→ WHAT THE EXERCISE ASKS: Locate every line in the material below that has the word "padavine". Copy each of those lines.

→ EXTRACTED MATERIAL:
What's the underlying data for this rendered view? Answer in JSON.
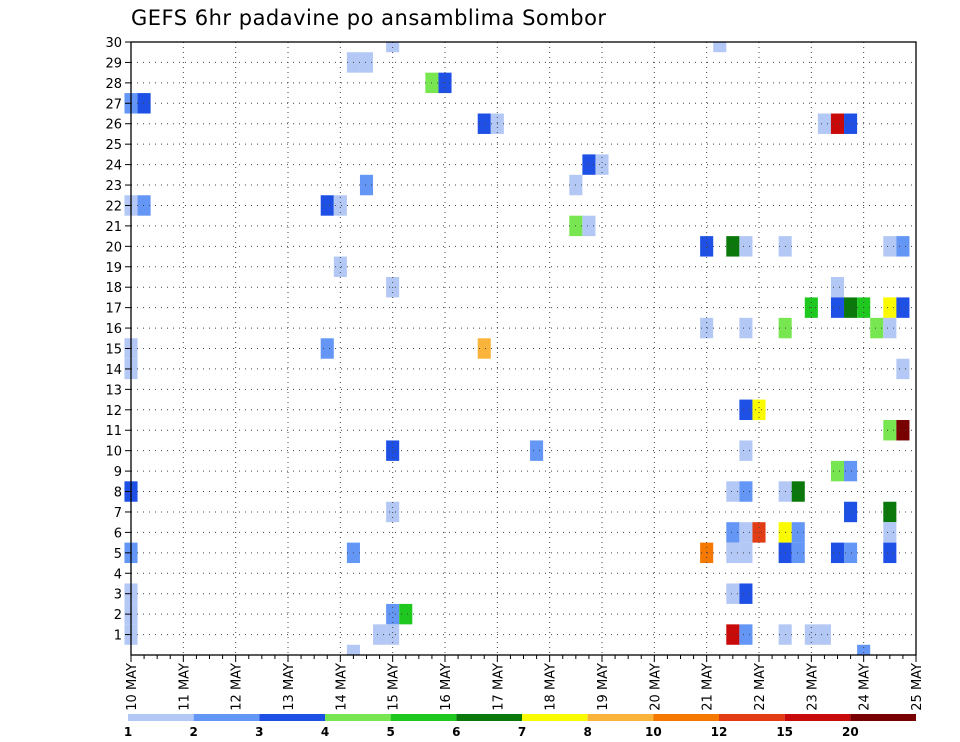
{
  "title": "GEFS 6hr padavine po ansamblima Sombor",
  "chart_data": {
    "type": "heatmap",
    "title": "GEFS 6hr padavine po ansamblima Sombor",
    "xlabel": "",
    "ylabel": "",
    "x_axis": {
      "start": "10 MAY",
      "end": "25 MAY",
      "tick_labels": [
        "10 MAY",
        "11 MAY",
        "12 MAY",
        "13 MAY",
        "14 MAY",
        "15 MAY",
        "16 MAY",
        "17 MAY",
        "18 MAY",
        "19 MAY",
        "20 MAY",
        "21 MAY",
        "22 MAY",
        "23 MAY",
        "24 MAY",
        "25 MAY"
      ],
      "step_hours": 6
    },
    "y_axis": {
      "range": [
        0,
        30
      ],
      "tick_labels": [
        "1",
        "2",
        "3",
        "4",
        "5",
        "6",
        "7",
        "8",
        "9",
        "10",
        "11",
        "12",
        "13",
        "14",
        "15",
        "16",
        "17",
        "18",
        "19",
        "20",
        "21",
        "22",
        "23",
        "24",
        "25",
        "26",
        "27",
        "28",
        "29",
        "30"
      ]
    },
    "grid": true,
    "legend": {
      "placement": "bottom",
      "bins": [
        {
          "label": "1",
          "color": "#b4c8f5"
        },
        {
          "label": "2",
          "color": "#6496f5"
        },
        {
          "label": "3",
          "color": "#1e50e6"
        },
        {
          "label": "4",
          "color": "#78e650"
        },
        {
          "label": "5",
          "color": "#1ec81e"
        },
        {
          "label": "6",
          "color": "#0a780a"
        },
        {
          "label": "7",
          "color": "#fafa00"
        },
        {
          "label": "8",
          "color": "#fab43c"
        },
        {
          "label": "10",
          "color": "#f57800"
        },
        {
          "label": "12",
          "color": "#e13c14"
        },
        {
          "label": "15",
          "color": "#c80a0a"
        },
        {
          "label": "20",
          "color": "#780000"
        }
      ],
      "end_label": ""
    },
    "cells": [
      {
        "member": 30,
        "time": "2024-05-15 00:00",
        "color": "#b4c8f5"
      },
      {
        "member": 30,
        "time": "2024-05-21 06:00",
        "color": "#b4c8f5"
      },
      {
        "member": 29,
        "time": "2024-05-14 06:00",
        "color": "#b4c8f5"
      },
      {
        "member": 29,
        "time": "2024-05-14 12:00",
        "color": "#b4c8f5"
      },
      {
        "member": 28,
        "time": "2024-05-15 18:00",
        "color": "#78e650"
      },
      {
        "member": 28,
        "time": "2024-05-16 00:00",
        "color": "#1e50e6"
      },
      {
        "member": 27,
        "time": "2024-05-10 00:00",
        "color": "#6496f5"
      },
      {
        "member": 27,
        "time": "2024-05-10 06:00",
        "color": "#1e50e6"
      },
      {
        "member": 26,
        "time": "2024-05-16 18:00",
        "color": "#1e50e6"
      },
      {
        "member": 26,
        "time": "2024-05-17 00:00",
        "color": "#b4c8f5"
      },
      {
        "member": 26,
        "time": "2024-05-23 06:00",
        "color": "#b4c8f5"
      },
      {
        "member": 26,
        "time": "2024-05-23 12:00",
        "color": "#c80a0a"
      },
      {
        "member": 26,
        "time": "2024-05-23 18:00",
        "color": "#1e50e6"
      },
      {
        "member": 24,
        "time": "2024-05-18 18:00",
        "color": "#1e50e6"
      },
      {
        "member": 24,
        "time": "2024-05-19 00:00",
        "color": "#b4c8f5"
      },
      {
        "member": 23,
        "time": "2024-05-14 12:00",
        "color": "#6496f5"
      },
      {
        "member": 23,
        "time": "2024-05-18 12:00",
        "color": "#b4c8f5"
      },
      {
        "member": 22,
        "time": "2024-05-10 00:00",
        "color": "#b4c8f5"
      },
      {
        "member": 22,
        "time": "2024-05-10 06:00",
        "color": "#6496f5"
      },
      {
        "member": 22,
        "time": "2024-05-13 18:00",
        "color": "#1e50e6"
      },
      {
        "member": 22,
        "time": "2024-05-14 00:00",
        "color": "#b4c8f5"
      },
      {
        "member": 21,
        "time": "2024-05-18 12:00",
        "color": "#78e650"
      },
      {
        "member": 21,
        "time": "2024-05-18 18:00",
        "color": "#b4c8f5"
      },
      {
        "member": 20,
        "time": "2024-05-21 00:00",
        "color": "#1e50e6"
      },
      {
        "member": 20,
        "time": "2024-05-21 12:00",
        "color": "#0a780a"
      },
      {
        "member": 20,
        "time": "2024-05-21 18:00",
        "color": "#b4c8f5"
      },
      {
        "member": 20,
        "time": "2024-05-22 12:00",
        "color": "#b4c8f5"
      },
      {
        "member": 20,
        "time": "2024-05-24 12:00",
        "color": "#b4c8f5"
      },
      {
        "member": 20,
        "time": "2024-05-24 18:00",
        "color": "#6496f5"
      },
      {
        "member": 19,
        "time": "2024-05-14 00:00",
        "color": "#b4c8f5"
      },
      {
        "member": 18,
        "time": "2024-05-15 00:00",
        "color": "#b4c8f5"
      },
      {
        "member": 18,
        "time": "2024-05-23 12:00",
        "color": "#b4c8f5"
      },
      {
        "member": 17,
        "time": "2024-05-23 00:00",
        "color": "#1ec81e"
      },
      {
        "member": 17,
        "time": "2024-05-23 12:00",
        "color": "#1e50e6"
      },
      {
        "member": 17,
        "time": "2024-05-23 18:00",
        "color": "#0a780a"
      },
      {
        "member": 17,
        "time": "2024-05-24 00:00",
        "color": "#1ec81e"
      },
      {
        "member": 17,
        "time": "2024-05-24 12:00",
        "color": "#fafa00"
      },
      {
        "member": 17,
        "time": "2024-05-24 18:00",
        "color": "#1e50e6"
      },
      {
        "member": 16,
        "time": "2024-05-21 00:00",
        "color": "#b4c8f5"
      },
      {
        "member": 16,
        "time": "2024-05-21 18:00",
        "color": "#b4c8f5"
      },
      {
        "member": 16,
        "time": "2024-05-22 12:00",
        "color": "#78e650"
      },
      {
        "member": 16,
        "time": "2024-05-24 06:00",
        "color": "#78e650"
      },
      {
        "member": 16,
        "time": "2024-05-24 12:00",
        "color": "#b4c8f5"
      },
      {
        "member": 15,
        "time": "2024-05-10 00:00",
        "color": "#b4c8f5"
      },
      {
        "member": 15,
        "time": "2024-05-13 18:00",
        "color": "#6496f5"
      },
      {
        "member": 15,
        "time": "2024-05-16 18:00",
        "color": "#fab43c"
      },
      {
        "member": 14,
        "time": "2024-05-10 00:00",
        "color": "#b4c8f5"
      },
      {
        "member": 14,
        "time": "2024-05-24 18:00",
        "color": "#b4c8f5"
      },
      {
        "member": 12,
        "time": "2024-05-21 18:00",
        "color": "#1e50e6"
      },
      {
        "member": 12,
        "time": "2024-05-22 00:00",
        "color": "#fafa00"
      },
      {
        "member": 11,
        "time": "2024-05-24 12:00",
        "color": "#78e650"
      },
      {
        "member": 11,
        "time": "2024-05-24 18:00",
        "color": "#780000"
      },
      {
        "member": 10,
        "time": "2024-05-15 00:00",
        "color": "#1e50e6"
      },
      {
        "member": 10,
        "time": "2024-05-17 18:00",
        "color": "#6496f5"
      },
      {
        "member": 10,
        "time": "2024-05-21 18:00",
        "color": "#b4c8f5"
      },
      {
        "member": 9,
        "time": "2024-05-23 12:00",
        "color": "#78e650"
      },
      {
        "member": 9,
        "time": "2024-05-23 18:00",
        "color": "#6496f5"
      },
      {
        "member": 8,
        "time": "2024-05-10 00:00",
        "color": "#1e50e6"
      },
      {
        "member": 8,
        "time": "2024-05-21 12:00",
        "color": "#b4c8f5"
      },
      {
        "member": 8,
        "time": "2024-05-21 18:00",
        "color": "#6496f5"
      },
      {
        "member": 8,
        "time": "2024-05-22 12:00",
        "color": "#b4c8f5"
      },
      {
        "member": 8,
        "time": "2024-05-22 18:00",
        "color": "#0a780a"
      },
      {
        "member": 7,
        "time": "2024-05-15 00:00",
        "color": "#b4c8f5"
      },
      {
        "member": 7,
        "time": "2024-05-23 18:00",
        "color": "#1e50e6"
      },
      {
        "member": 7,
        "time": "2024-05-24 12:00",
        "color": "#0a780a"
      },
      {
        "member": 6,
        "time": "2024-05-21 12:00",
        "color": "#6496f5"
      },
      {
        "member": 6,
        "time": "2024-05-21 18:00",
        "color": "#b4c8f5"
      },
      {
        "member": 6,
        "time": "2024-05-22 00:00",
        "color": "#e13c14"
      },
      {
        "member": 6,
        "time": "2024-05-22 12:00",
        "color": "#fafa00"
      },
      {
        "member": 6,
        "time": "2024-05-22 18:00",
        "color": "#6496f5"
      },
      {
        "member": 6,
        "time": "2024-05-24 12:00",
        "color": "#b4c8f5"
      },
      {
        "member": 5,
        "time": "2024-05-10 00:00",
        "color": "#6496f5"
      },
      {
        "member": 5,
        "time": "2024-05-14 06:00",
        "color": "#6496f5"
      },
      {
        "member": 5,
        "time": "2024-05-21 00:00",
        "color": "#f57800"
      },
      {
        "member": 5,
        "time": "2024-05-21 12:00",
        "color": "#b4c8f5"
      },
      {
        "member": 5,
        "time": "2024-05-21 18:00",
        "color": "#b4c8f5"
      },
      {
        "member": 5,
        "time": "2024-05-22 12:00",
        "color": "#1e50e6"
      },
      {
        "member": 5,
        "time": "2024-05-22 18:00",
        "color": "#6496f5"
      },
      {
        "member": 5,
        "time": "2024-05-23 12:00",
        "color": "#1e50e6"
      },
      {
        "member": 5,
        "time": "2024-05-23 18:00",
        "color": "#6496f5"
      },
      {
        "member": 5,
        "time": "2024-05-24 12:00",
        "color": "#1e50e6"
      },
      {
        "member": 3,
        "time": "2024-05-10 00:00",
        "color": "#b4c8f5"
      },
      {
        "member": 3,
        "time": "2024-05-21 12:00",
        "color": "#b4c8f5"
      },
      {
        "member": 3,
        "time": "2024-05-21 18:00",
        "color": "#1e50e6"
      },
      {
        "member": 2,
        "time": "2024-05-10 00:00",
        "color": "#b4c8f5"
      },
      {
        "member": 2,
        "time": "2024-05-15 00:00",
        "color": "#6496f5"
      },
      {
        "member": 2,
        "time": "2024-05-15 06:00",
        "color": "#1ec81e"
      },
      {
        "member": 1,
        "time": "2024-05-10 00:00",
        "color": "#b4c8f5"
      },
      {
        "member": 1,
        "time": "2024-05-14 18:00",
        "color": "#b4c8f5"
      },
      {
        "member": 1,
        "time": "2024-05-15 00:00",
        "color": "#b4c8f5"
      },
      {
        "member": 1,
        "time": "2024-05-21 12:00",
        "color": "#c80a0a"
      },
      {
        "member": 1,
        "time": "2024-05-21 18:00",
        "color": "#6496f5"
      },
      {
        "member": 1,
        "time": "2024-05-22 12:00",
        "color": "#b4c8f5"
      },
      {
        "member": 1,
        "time": "2024-05-23 00:00",
        "color": "#b4c8f5"
      },
      {
        "member": 1,
        "time": "2024-05-23 06:00",
        "color": "#b4c8f5"
      },
      {
        "member": 0,
        "time": "2024-05-14 06:00",
        "color": "#b4c8f5"
      },
      {
        "member": 0,
        "time": "2024-05-24 00:00",
        "color": "#6496f5"
      }
    ]
  }
}
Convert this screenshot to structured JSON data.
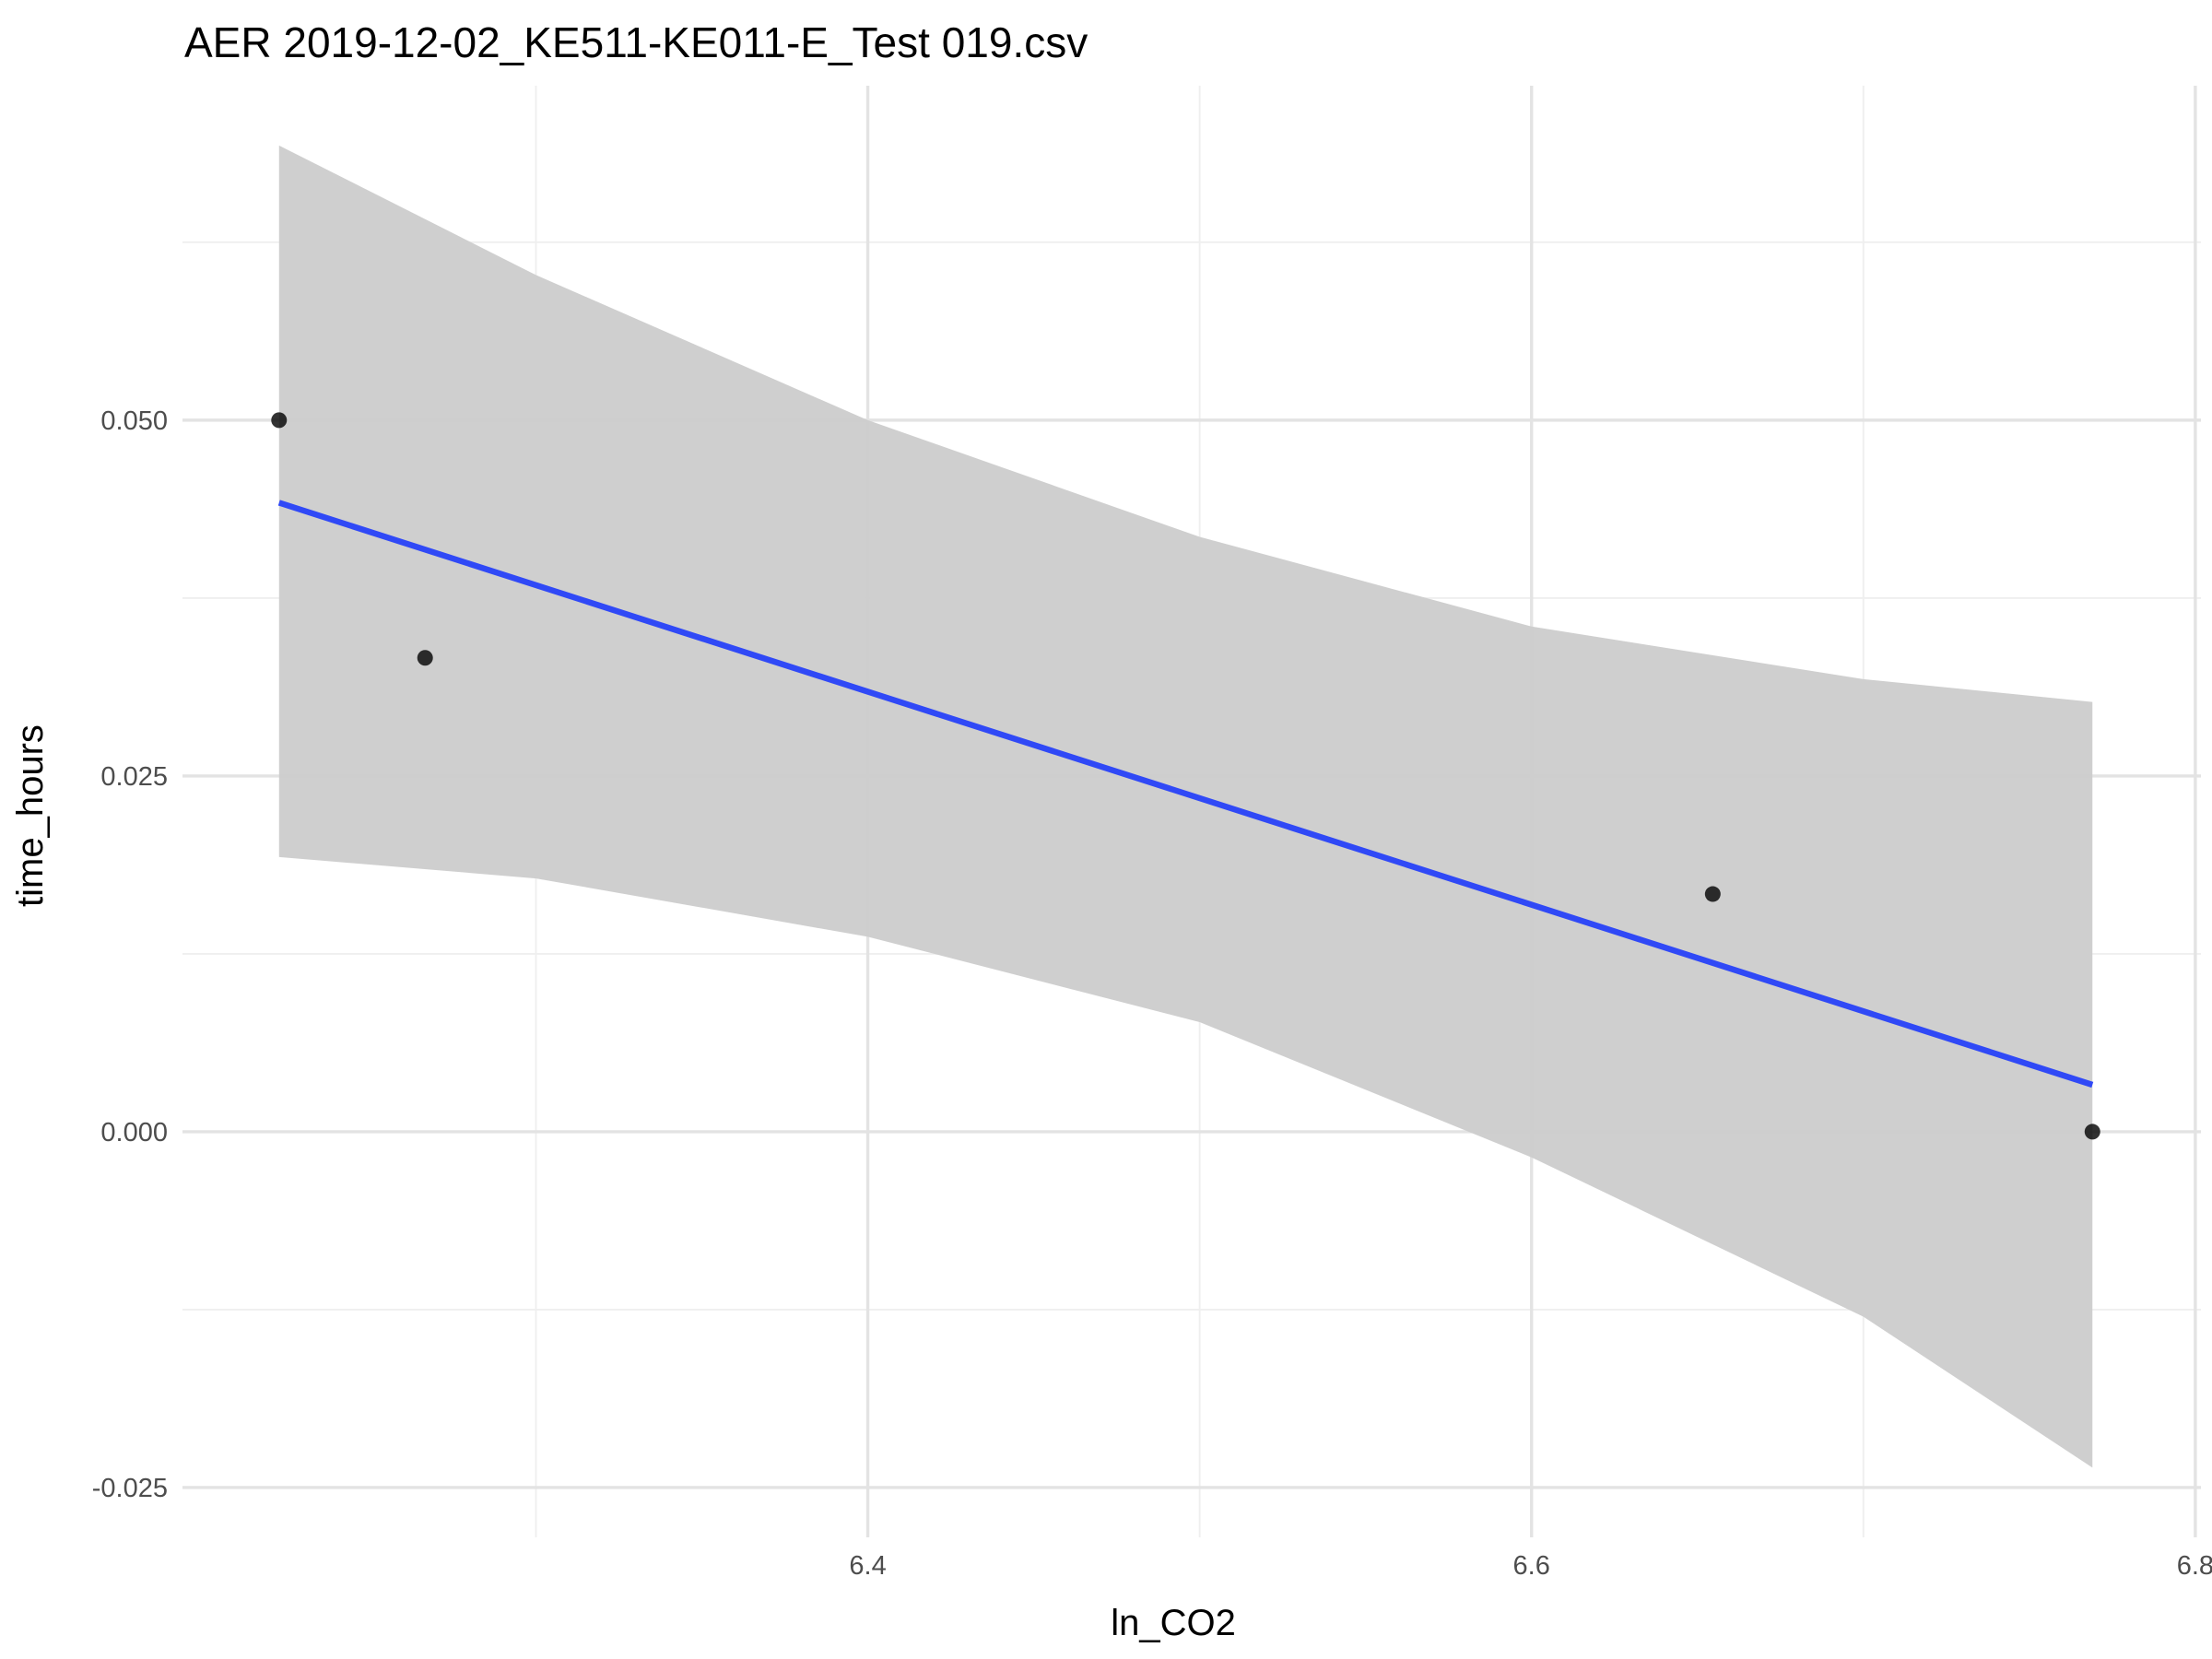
{
  "chart_data": {
    "type": "scatter",
    "title": "AER 2019-12-02_KE511-KE011-E_Test 019.csv",
    "xlabel": "ln_CO2",
    "ylabel": "time_hours",
    "xlim": [
      6.1935,
      6.8017
    ],
    "ylim": [
      -0.0285,
      0.0735
    ],
    "x_ticks": [
      6.4,
      6.6,
      6.8
    ],
    "x_tick_labels": [
      "6.4",
      "6.6",
      "6.8"
    ],
    "x_minor_ticks": [
      6.3,
      6.5,
      6.7
    ],
    "y_ticks": [
      -0.025,
      0.0,
      0.025,
      0.05
    ],
    "y_tick_labels": [
      "-0.025",
      "0.000",
      "0.025",
      "0.050"
    ],
    "y_minor_ticks": [
      -0.0125,
      0.0125,
      0.0375,
      0.0625
    ],
    "grid": true,
    "points": {
      "x": [
        6.2226,
        6.2666,
        6.6546,
        6.769
      ],
      "y": [
        0.05,
        0.0333,
        0.0167,
        0.0
      ]
    },
    "fit": {
      "method": "linear regression with confidence band",
      "x": [
        6.2226,
        6.769
      ],
      "y": [
        0.0442,
        0.0033
      ],
      "band": {
        "x": [
          6.2226,
          6.3,
          6.4,
          6.5,
          6.6,
          6.7,
          6.769
        ],
        "upper": [
          0.0693,
          0.0602,
          0.05,
          0.0418,
          0.0355,
          0.0318,
          0.0302
        ],
        "lower": [
          0.0193,
          0.0178,
          0.0137,
          0.0077,
          -0.0018,
          -0.013,
          -0.0236
        ]
      }
    },
    "colors": {
      "fit_line": "#3049f6",
      "band": "#cccccc",
      "points": "#000000",
      "grid": "#e3e3e3"
    }
  }
}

→ EXERCISE ANSWER:
  "title": "GEFS 6hr padavine po ansamblima Sombor",
    "title": "GEFS 6hr padavine po ansamblima Sombor",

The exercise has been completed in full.